• What to do:
Search the material for "calculated" and show all lines that contain it.

• Dataset content:
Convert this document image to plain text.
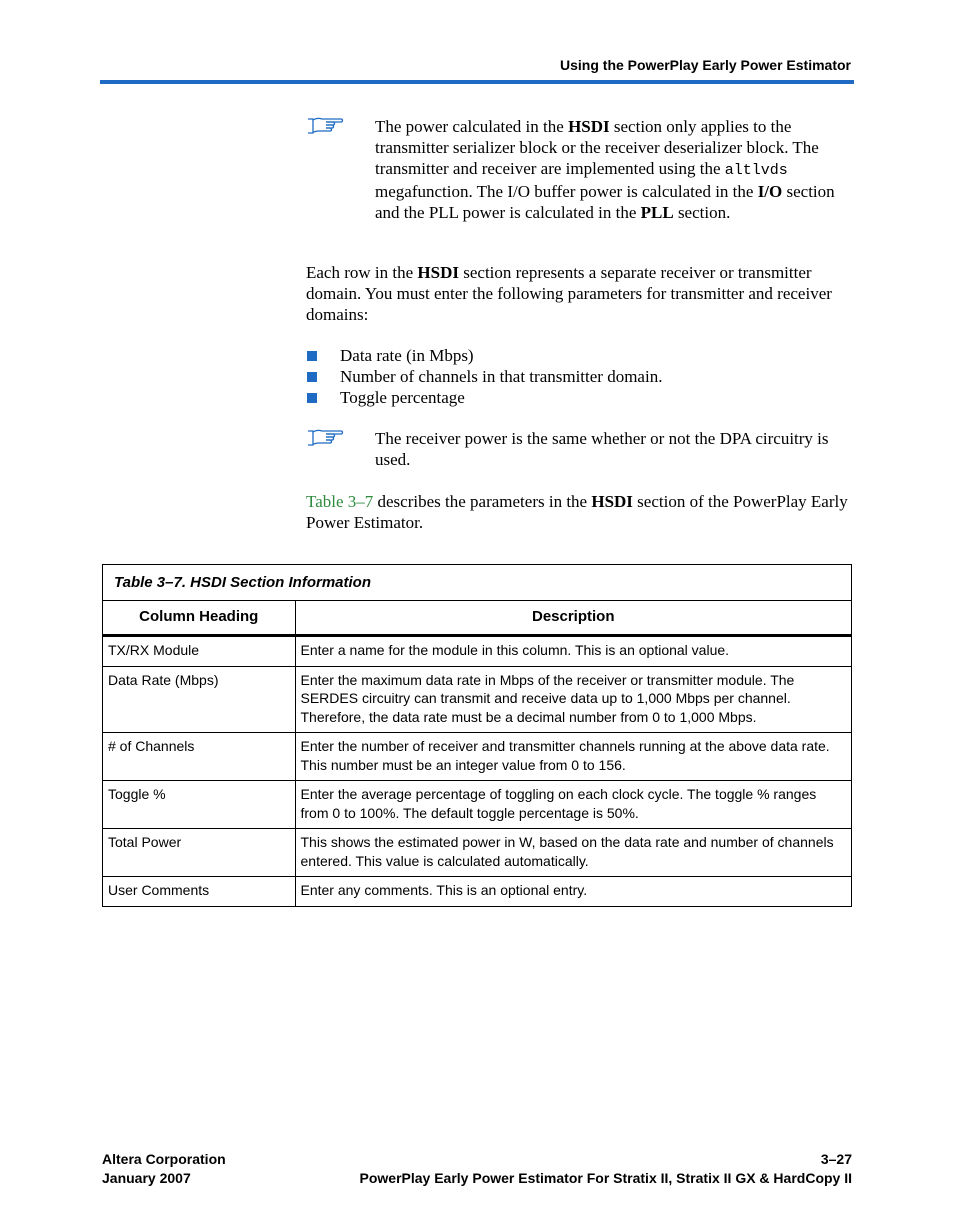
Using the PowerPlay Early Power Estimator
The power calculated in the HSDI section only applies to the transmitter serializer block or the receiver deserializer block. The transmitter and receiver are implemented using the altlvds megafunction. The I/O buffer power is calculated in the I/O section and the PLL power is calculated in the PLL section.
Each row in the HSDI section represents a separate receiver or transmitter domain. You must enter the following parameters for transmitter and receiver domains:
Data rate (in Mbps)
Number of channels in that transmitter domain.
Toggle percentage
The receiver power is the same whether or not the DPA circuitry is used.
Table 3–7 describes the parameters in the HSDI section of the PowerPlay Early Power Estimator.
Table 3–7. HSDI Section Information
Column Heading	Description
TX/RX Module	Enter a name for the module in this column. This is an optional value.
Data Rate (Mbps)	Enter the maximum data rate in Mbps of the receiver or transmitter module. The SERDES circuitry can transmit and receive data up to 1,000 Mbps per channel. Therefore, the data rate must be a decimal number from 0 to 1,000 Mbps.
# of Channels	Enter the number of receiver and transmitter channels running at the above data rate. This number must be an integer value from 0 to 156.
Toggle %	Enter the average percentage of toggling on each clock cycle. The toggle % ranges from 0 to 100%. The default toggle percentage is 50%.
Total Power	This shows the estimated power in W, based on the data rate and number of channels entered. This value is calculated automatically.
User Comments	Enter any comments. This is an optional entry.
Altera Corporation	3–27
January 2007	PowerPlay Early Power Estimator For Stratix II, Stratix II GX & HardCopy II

• Result:
The power calculated in the HSDI section only applies to the transmitter serializer block or the receiver deserializer block. The transmitter and receiver are implemented using the altlvds megafunction. The I/O buffer power is calculated in the I/O section and the PLL power is calculated in the PLL section.
Total Power	This shows the estimated power in W, based on the data rate and number of channels entered. This value is calculated automatically.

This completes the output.